* Begin *

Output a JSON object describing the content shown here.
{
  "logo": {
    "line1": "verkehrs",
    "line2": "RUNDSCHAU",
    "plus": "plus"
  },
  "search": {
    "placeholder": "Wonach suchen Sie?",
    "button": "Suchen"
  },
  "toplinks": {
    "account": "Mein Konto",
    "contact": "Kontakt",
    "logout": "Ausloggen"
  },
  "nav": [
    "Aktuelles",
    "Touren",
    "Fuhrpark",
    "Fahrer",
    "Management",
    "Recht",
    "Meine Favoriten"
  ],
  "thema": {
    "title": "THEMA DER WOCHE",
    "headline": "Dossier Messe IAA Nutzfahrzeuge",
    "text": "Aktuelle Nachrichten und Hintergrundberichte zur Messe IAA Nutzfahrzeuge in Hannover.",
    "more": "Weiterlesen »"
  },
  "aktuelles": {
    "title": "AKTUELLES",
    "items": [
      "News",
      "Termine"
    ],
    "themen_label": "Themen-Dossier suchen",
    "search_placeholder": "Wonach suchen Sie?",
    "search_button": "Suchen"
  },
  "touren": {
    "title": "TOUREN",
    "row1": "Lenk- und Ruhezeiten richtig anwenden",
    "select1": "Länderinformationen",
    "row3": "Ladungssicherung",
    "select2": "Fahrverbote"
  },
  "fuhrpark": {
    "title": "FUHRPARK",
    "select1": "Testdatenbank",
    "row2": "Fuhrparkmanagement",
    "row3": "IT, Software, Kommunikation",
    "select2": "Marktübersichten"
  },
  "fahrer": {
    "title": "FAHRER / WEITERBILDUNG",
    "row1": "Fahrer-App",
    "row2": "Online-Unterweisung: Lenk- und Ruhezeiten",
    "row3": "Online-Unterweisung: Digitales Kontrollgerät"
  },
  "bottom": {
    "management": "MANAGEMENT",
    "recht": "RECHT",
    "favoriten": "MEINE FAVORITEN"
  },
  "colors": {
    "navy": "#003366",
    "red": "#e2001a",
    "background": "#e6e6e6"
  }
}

* End *

Problem to work on:
Show every line in the records above that contains the word "title".

Result of the exercise:
    "title": "THEMA DER WOCHE",
    "title": "AKTUELLES",
    "title": "TOUREN",
    "title": "FUHRPARK",
    "title": "FAHRER / WEITERBILDUNG",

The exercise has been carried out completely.